Write out each record again exactly as it stands.

Records from a collection of figures
'''
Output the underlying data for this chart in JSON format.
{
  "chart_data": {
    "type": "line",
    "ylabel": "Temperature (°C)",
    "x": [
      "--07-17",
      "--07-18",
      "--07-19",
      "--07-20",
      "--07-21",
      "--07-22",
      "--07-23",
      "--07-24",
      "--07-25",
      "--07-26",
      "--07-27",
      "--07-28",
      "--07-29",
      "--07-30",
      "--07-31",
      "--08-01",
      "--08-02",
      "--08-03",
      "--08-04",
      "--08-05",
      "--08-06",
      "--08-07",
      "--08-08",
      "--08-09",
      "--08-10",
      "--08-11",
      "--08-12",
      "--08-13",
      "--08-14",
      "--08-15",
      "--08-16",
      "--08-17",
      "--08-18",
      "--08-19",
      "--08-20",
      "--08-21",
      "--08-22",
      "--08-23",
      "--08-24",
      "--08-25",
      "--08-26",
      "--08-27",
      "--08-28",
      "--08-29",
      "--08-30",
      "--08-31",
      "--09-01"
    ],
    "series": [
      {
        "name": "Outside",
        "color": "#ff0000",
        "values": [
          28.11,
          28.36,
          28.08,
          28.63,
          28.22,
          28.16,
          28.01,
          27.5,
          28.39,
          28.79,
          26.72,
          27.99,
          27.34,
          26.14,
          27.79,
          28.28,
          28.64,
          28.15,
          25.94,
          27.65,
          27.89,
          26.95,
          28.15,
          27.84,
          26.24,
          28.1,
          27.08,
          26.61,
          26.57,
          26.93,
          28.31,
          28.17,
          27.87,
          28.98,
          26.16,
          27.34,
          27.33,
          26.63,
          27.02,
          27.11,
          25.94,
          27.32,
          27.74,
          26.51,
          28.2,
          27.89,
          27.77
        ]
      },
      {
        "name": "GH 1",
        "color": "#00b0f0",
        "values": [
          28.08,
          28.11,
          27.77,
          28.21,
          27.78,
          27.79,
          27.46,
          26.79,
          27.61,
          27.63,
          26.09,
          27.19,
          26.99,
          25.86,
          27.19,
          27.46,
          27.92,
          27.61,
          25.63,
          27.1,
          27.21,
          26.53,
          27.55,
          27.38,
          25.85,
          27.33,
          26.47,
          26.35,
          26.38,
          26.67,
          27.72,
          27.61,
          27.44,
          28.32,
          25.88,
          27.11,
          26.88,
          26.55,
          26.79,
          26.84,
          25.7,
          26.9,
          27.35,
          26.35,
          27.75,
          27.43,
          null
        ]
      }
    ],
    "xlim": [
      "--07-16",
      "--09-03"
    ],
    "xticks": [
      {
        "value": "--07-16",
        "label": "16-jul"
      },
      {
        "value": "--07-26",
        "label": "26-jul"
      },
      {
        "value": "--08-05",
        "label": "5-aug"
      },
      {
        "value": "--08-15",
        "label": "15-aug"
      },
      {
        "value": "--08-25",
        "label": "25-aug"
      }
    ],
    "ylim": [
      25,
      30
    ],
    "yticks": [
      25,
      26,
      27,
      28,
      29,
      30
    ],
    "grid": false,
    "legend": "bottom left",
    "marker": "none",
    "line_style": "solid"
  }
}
'''
## Task response
Output the underlying data for this chart in JSON format.
{
  "chart_data": {
    "type": "line",
    "ylabel": "Temperature (°C)",
    "x": [
      "--07-17",
      "--07-18",
      "--07-19",
      "--07-20",
      "--07-21",
      "--07-22",
      "--07-23",
      "--07-24",
      "--07-25",
      "--07-26",
      "--07-27",
      "--07-28",
      "--07-29",
      "--07-30",
      "--07-31",
      "--08-01",
      "--08-02",
      "--08-03",
      "--08-04",
      "--08-05",
      "--08-06",
      "--08-07",
      "--08-08",
      "--08-09",
      "--08-10",
      "--08-11",
      "--08-12",
      "--08-13",
      "--08-14",
      "--08-15",
      "--08-16",
      "--08-17",
      "--08-18",
      "--08-19",
      "--08-20",
      "--08-21",
      "--08-22",
      "--08-23",
      "--08-24",
      "--08-25",
      "--08-26",
      "--08-27",
      "--08-28",
      "--08-29",
      "--08-30",
      "--08-31",
      "--09-01"
    ],
    "series": [
      {
        "name": "Outside",
        "color": "#ff0000",
        "values": [
          28.11,
          28.36,
          28.08,
          28.63,
          28.22,
          28.16,
          28.01,
          27.5,
          28.39,
          28.79,
          26.72,
          27.99,
          27.34,
          26.14,
          27.79,
          28.28,
          28.64,
          28.15,
          25.94,
          27.65,
          27.89,
          26.95,
          28.15,
          27.84,
          26.24,
          28.1,
          27.08,
          26.61,
          26.57,
          26.93,
          28.31,
          28.17,
          27.87,
          28.98,
          26.16,
          27.34,
          27.33,
          26.63,
          27.02,
          27.11,
          25.94,
          27.32,
          27.74,
          26.51,
          28.2,
          27.89,
          27.77
        ]
      },
      {
        "name": "GH 1",
        "color": "#00b0f0",
        "values": [
          28.08,
          28.11,
          27.77,
          28.21,
          27.78,
          27.79,
          27.46,
          26.79,
          27.61,
          27.63,
          26.09,
          27.19,
          26.99,
          25.86,
          27.19,
          27.46,
          27.92,
          27.61,
          25.63,
          27.1,
          27.21,
          26.53,
          27.55,
          27.38,
          25.85,
          27.33,
          26.47,
          26.35,
          26.38,
          26.67,
          27.72,
          27.61,
          27.44,
          28.32,
          25.88,
          27.11,
          26.88,
          26.55,
          26.79,
          26.84,
          25.7,
          26.9,
          27.35,
          26.35,
          27.75,
          27.43,
          null
        ]
      }
    ],
    "xlim": [
      "--07-16",
      "--09-03"
    ],
    "xticks": [
      {
        "value": "--07-16",
        "label": "16-jul"
      },
      {
        "value": "--07-26",
        "label": "26-jul"
      },
      {
        "value": "--08-05",
        "label": "5-aug"
      },
      {
        "value": "--08-15",
        "label": "15-aug"
      },
      {
        "value": "--08-25",
        "label": "25-aug"
      }
    ],
    "ylim": [
      25,
      30
    ],
    "yticks": [
      25,
      26,
      27,
      28,
      29,
      30
    ],
    "grid": false,
    "legend": "bottom left",
    "marker": "none",
    "line_style": "solid"
  }
}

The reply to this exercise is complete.